> Task to carry out
Which lines hold the word "name"? Show each of them.

'''

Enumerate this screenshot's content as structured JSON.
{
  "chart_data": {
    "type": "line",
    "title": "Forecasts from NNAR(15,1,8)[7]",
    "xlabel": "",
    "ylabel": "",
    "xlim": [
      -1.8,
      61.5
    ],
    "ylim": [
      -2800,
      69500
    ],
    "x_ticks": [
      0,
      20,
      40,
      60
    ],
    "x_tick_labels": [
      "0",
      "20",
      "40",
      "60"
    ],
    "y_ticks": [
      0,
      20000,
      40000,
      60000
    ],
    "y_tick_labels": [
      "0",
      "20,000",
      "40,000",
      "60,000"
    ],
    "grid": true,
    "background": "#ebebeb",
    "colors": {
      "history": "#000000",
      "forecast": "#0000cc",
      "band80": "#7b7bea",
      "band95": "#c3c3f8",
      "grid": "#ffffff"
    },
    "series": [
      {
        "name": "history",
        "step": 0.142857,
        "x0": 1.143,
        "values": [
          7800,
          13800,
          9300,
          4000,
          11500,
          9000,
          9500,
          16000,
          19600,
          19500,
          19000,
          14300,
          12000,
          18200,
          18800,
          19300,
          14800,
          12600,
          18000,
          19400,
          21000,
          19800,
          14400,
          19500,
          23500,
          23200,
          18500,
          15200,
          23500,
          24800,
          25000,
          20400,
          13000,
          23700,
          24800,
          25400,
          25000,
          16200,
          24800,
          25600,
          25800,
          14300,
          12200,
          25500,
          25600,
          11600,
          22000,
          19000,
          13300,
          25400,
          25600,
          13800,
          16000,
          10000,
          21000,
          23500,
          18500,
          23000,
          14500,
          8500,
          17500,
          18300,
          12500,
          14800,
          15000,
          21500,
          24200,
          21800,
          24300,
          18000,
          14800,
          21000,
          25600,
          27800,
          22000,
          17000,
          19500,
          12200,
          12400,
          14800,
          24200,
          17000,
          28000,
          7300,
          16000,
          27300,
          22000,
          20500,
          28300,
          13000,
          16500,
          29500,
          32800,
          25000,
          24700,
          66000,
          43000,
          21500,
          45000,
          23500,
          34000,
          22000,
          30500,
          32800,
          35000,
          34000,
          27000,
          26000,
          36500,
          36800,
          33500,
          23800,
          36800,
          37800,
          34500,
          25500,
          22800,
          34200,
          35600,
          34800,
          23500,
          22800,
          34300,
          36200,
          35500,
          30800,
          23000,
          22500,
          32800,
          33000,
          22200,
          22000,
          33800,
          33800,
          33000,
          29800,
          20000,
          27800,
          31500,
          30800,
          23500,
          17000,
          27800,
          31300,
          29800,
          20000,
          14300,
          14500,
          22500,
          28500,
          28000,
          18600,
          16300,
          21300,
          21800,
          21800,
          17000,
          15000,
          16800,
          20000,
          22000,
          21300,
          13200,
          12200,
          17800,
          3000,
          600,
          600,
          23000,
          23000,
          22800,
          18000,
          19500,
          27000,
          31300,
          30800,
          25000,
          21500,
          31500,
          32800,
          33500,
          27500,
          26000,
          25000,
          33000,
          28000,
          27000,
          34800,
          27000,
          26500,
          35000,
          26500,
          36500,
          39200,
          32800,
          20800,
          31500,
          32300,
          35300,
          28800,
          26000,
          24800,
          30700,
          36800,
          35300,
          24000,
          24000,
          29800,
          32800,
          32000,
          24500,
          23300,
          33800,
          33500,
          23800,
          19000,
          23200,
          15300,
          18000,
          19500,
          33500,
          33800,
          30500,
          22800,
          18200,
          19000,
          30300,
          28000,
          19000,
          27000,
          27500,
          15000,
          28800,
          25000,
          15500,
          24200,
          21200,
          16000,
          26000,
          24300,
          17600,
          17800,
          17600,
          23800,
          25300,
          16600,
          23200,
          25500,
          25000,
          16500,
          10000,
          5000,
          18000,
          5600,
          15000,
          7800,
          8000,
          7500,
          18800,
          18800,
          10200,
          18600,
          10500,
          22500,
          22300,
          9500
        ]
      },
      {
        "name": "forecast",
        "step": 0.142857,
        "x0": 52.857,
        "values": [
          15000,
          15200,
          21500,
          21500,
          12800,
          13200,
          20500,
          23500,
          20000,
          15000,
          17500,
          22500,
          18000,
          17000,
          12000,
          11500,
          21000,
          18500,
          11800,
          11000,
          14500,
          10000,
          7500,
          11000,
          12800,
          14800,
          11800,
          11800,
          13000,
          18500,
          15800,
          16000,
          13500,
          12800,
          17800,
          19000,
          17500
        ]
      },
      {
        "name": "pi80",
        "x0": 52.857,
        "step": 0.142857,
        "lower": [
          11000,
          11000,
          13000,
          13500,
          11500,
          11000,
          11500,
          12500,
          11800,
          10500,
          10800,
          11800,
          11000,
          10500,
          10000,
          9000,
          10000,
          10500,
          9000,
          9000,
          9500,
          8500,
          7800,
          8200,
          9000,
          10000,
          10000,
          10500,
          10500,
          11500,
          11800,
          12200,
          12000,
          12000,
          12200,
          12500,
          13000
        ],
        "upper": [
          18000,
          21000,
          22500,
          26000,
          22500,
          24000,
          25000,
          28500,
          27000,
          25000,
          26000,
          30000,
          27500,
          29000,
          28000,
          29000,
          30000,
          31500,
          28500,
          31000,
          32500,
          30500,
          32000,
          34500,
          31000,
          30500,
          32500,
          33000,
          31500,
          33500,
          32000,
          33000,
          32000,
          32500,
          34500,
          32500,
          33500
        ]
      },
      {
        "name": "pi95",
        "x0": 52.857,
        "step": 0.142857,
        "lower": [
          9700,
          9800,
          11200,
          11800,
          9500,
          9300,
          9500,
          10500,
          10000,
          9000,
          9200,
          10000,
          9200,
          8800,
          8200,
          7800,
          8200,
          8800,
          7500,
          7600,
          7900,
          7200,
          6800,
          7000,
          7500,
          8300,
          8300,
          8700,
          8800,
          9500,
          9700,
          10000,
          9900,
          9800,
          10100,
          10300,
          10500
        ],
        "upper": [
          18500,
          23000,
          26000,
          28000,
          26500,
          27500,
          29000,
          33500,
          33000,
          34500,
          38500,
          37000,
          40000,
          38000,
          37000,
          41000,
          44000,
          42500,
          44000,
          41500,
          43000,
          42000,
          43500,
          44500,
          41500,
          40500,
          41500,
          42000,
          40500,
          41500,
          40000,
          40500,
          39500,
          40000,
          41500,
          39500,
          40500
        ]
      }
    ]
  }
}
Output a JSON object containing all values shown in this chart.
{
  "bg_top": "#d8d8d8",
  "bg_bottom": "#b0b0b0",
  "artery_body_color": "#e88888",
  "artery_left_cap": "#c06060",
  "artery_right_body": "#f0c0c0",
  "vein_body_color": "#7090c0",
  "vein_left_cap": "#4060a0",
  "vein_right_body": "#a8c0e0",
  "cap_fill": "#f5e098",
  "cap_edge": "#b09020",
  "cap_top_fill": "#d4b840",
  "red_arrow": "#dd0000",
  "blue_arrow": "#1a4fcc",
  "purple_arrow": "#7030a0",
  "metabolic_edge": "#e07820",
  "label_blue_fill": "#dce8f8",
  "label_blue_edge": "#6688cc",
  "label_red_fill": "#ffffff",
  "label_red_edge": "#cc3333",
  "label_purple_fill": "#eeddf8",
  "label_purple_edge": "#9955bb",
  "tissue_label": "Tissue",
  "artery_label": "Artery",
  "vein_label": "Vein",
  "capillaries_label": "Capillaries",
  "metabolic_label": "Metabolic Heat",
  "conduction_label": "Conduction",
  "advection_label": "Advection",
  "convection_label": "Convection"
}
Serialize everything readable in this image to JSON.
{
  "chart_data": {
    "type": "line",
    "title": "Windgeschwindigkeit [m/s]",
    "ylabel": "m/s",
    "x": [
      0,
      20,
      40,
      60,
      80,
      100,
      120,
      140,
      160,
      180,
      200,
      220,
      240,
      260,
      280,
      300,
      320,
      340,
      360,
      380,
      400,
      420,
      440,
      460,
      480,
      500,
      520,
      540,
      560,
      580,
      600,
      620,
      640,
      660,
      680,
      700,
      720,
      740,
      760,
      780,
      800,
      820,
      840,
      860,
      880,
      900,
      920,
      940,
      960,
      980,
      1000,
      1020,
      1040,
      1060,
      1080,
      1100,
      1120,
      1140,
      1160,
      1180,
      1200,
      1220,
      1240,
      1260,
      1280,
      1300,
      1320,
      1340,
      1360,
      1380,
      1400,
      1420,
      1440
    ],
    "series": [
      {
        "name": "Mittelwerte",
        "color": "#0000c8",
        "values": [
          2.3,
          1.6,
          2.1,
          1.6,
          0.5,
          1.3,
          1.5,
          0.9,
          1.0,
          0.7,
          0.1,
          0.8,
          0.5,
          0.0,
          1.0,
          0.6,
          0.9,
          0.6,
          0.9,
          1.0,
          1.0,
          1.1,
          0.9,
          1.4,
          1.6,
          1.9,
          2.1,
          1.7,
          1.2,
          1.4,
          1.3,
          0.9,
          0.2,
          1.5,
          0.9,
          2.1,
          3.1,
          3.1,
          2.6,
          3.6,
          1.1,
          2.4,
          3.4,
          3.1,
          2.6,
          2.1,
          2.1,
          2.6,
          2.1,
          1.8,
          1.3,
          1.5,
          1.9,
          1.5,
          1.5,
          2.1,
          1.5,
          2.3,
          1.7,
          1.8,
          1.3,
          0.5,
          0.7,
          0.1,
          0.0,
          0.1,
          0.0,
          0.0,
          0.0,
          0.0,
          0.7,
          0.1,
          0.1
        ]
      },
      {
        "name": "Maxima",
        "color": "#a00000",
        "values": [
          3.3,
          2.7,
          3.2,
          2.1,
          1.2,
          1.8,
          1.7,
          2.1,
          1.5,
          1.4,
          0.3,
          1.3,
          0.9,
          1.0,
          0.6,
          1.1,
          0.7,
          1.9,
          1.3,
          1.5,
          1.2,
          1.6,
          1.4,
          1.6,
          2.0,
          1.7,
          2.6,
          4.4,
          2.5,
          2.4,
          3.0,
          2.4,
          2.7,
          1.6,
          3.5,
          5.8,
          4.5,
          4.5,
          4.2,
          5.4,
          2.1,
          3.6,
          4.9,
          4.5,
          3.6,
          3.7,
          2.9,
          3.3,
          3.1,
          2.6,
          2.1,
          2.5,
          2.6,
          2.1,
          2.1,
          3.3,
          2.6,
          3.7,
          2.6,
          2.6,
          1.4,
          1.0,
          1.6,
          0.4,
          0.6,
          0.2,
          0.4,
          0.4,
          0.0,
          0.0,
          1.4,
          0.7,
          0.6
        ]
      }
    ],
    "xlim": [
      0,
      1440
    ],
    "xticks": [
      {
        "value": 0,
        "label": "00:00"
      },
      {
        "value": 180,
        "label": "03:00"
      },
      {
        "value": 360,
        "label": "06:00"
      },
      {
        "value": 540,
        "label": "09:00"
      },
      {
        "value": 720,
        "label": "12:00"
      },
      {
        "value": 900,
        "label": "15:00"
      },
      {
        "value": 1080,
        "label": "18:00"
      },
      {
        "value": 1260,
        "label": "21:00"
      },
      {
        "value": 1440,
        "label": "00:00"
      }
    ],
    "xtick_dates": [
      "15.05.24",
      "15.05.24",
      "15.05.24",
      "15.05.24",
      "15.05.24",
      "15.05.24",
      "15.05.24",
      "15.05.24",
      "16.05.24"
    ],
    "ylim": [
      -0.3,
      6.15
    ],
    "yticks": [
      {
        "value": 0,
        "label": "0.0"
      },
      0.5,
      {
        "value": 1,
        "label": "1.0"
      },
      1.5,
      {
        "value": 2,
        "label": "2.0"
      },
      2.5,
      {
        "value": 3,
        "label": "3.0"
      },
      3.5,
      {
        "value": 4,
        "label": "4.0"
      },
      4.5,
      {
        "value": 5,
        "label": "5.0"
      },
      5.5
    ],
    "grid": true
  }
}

'''

> Task solution
        "name": "history",
        "name": "forecast",
        "name": "pi80",
        "name": "pi95",
        "name": "Mittelwerte",
        "name": "Maxima",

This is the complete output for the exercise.